_WHAT TO DO_:
Filter the entries that follow, copying every line in which the word "without" appears.

_DATA IN THIS EXERCISE_:
########################################

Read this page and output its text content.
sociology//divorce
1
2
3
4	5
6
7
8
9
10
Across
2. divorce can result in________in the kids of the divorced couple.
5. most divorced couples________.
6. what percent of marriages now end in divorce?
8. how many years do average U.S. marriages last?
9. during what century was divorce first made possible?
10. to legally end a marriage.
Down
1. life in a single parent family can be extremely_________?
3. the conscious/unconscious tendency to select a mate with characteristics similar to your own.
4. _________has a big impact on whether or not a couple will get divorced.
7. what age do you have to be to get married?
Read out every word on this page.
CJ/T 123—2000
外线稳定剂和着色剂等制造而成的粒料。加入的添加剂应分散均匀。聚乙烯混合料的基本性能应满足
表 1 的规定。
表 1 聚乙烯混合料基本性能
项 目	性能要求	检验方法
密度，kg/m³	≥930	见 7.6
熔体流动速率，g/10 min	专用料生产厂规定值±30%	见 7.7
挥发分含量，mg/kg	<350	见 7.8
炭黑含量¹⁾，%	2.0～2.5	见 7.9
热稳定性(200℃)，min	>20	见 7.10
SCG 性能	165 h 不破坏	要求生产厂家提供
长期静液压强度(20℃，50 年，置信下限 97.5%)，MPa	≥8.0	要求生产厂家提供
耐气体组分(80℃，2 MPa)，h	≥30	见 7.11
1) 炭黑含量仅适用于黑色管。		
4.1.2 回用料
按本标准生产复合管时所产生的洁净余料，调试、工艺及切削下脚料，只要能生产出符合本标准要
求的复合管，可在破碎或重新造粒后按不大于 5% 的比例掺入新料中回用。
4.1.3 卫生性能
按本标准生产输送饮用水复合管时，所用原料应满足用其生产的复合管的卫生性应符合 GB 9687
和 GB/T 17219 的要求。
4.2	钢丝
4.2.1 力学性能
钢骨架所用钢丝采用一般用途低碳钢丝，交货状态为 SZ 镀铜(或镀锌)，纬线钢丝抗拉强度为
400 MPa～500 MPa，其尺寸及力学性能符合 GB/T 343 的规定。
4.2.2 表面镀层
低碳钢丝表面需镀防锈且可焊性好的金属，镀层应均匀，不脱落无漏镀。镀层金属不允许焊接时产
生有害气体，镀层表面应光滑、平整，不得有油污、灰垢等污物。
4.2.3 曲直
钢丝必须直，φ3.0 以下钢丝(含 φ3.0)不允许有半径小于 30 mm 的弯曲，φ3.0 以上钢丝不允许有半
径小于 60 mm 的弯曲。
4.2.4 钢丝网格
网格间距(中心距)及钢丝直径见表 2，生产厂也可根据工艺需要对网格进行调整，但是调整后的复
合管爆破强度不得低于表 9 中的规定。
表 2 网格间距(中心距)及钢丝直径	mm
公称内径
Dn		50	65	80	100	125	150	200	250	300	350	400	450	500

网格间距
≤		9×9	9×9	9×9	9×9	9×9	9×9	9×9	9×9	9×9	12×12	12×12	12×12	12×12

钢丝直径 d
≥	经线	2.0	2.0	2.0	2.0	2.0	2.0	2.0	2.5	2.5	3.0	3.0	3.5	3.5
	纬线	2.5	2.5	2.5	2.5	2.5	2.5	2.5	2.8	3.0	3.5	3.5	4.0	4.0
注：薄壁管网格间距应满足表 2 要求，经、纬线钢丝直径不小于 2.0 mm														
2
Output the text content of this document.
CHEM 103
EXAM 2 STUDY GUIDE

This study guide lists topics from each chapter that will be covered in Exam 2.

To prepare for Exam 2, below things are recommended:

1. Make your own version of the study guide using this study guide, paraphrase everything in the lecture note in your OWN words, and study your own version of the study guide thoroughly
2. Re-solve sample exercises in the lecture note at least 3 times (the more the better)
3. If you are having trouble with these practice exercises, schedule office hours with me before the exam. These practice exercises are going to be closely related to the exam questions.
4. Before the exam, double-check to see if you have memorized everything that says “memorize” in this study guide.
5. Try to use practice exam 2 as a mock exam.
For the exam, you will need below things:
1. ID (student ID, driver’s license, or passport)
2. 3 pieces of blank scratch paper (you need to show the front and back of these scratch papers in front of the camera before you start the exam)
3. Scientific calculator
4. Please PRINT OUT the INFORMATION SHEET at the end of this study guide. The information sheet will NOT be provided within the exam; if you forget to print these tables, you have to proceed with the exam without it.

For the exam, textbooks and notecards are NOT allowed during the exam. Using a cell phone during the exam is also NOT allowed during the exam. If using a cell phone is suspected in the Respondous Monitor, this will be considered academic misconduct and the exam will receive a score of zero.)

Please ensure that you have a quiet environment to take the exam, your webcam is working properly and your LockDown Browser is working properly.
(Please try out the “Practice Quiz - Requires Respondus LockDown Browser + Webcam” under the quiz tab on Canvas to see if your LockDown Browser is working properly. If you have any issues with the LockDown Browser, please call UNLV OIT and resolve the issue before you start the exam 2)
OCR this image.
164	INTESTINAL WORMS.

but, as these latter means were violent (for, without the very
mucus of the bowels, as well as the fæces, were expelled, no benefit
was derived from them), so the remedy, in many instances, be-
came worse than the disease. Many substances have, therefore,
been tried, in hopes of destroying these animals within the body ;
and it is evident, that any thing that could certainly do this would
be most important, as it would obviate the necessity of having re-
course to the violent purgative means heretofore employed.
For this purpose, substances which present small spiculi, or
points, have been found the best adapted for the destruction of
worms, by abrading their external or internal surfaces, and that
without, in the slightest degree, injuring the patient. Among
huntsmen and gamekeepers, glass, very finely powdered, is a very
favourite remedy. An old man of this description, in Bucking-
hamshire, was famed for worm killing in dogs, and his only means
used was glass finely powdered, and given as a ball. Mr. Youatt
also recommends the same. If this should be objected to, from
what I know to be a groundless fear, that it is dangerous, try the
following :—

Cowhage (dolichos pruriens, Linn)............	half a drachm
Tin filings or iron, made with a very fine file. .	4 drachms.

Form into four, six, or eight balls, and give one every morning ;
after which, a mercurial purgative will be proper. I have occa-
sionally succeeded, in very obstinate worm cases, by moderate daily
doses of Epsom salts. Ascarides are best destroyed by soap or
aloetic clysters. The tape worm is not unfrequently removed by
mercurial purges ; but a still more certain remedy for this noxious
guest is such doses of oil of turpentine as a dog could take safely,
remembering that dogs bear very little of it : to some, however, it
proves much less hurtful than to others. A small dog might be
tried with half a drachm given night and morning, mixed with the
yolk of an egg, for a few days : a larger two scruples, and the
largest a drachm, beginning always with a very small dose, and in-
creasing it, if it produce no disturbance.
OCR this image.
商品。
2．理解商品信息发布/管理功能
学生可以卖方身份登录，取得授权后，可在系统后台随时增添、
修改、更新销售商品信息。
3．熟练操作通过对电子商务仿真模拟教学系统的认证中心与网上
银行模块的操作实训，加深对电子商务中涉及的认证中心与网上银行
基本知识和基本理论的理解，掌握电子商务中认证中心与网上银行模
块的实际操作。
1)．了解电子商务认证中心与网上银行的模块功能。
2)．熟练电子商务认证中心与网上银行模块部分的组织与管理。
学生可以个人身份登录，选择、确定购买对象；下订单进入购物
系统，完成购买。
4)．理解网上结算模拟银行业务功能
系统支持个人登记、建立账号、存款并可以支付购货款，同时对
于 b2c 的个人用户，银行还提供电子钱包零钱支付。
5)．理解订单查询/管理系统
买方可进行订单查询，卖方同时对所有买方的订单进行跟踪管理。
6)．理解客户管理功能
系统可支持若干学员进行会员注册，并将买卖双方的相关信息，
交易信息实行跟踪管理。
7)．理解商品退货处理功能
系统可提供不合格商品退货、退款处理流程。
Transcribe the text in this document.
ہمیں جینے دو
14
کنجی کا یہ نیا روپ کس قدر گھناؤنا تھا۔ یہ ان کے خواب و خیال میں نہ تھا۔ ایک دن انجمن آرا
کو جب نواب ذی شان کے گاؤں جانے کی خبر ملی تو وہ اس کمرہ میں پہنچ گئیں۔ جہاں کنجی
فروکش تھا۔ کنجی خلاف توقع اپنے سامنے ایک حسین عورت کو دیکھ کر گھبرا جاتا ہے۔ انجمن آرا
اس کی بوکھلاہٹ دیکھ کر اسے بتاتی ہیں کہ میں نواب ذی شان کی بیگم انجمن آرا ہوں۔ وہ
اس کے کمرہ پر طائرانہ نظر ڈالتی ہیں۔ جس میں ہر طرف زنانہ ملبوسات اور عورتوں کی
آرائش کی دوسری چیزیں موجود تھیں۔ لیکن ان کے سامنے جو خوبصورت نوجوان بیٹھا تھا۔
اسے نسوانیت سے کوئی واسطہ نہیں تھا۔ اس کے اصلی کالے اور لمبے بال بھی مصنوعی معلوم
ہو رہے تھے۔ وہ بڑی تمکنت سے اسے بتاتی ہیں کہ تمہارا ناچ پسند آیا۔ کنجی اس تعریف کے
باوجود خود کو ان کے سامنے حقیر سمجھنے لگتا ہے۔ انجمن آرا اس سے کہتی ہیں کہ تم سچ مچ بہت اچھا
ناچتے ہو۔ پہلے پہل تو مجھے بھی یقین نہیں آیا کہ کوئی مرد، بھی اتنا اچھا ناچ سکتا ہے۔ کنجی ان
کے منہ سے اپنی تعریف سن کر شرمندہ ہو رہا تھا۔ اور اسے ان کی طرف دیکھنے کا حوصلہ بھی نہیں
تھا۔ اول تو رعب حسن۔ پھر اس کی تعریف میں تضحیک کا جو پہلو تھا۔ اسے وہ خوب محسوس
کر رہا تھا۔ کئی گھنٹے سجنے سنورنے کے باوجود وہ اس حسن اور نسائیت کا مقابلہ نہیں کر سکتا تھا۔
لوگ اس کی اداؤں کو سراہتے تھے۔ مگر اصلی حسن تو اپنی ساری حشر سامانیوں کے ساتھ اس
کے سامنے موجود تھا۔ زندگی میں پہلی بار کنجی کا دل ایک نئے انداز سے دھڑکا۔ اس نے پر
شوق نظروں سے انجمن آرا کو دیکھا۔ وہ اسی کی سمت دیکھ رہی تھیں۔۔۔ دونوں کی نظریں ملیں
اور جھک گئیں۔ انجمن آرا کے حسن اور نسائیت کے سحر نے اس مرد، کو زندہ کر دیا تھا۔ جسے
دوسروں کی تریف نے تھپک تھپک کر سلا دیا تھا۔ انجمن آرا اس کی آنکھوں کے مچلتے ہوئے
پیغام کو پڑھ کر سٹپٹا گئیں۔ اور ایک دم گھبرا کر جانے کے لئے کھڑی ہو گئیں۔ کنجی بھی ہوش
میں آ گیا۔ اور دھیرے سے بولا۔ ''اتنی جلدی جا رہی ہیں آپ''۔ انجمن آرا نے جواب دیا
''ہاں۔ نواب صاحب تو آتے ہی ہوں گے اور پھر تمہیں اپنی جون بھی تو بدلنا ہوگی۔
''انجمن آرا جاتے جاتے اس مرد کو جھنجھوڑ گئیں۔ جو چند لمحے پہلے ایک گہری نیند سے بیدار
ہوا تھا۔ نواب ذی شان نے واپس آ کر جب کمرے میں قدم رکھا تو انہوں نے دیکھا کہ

########################################

_RESULT BELOW_:
4. Please PRINT OUT the INFORMATION SHEET at the end of this study guide. The information sheet will NOT be provided within the exam; if you forget to print these tables, you have to proceed with the exam without it.
but, as these latter means were violent (for, without the very
without, in the slightest degree, injuring the patient. Among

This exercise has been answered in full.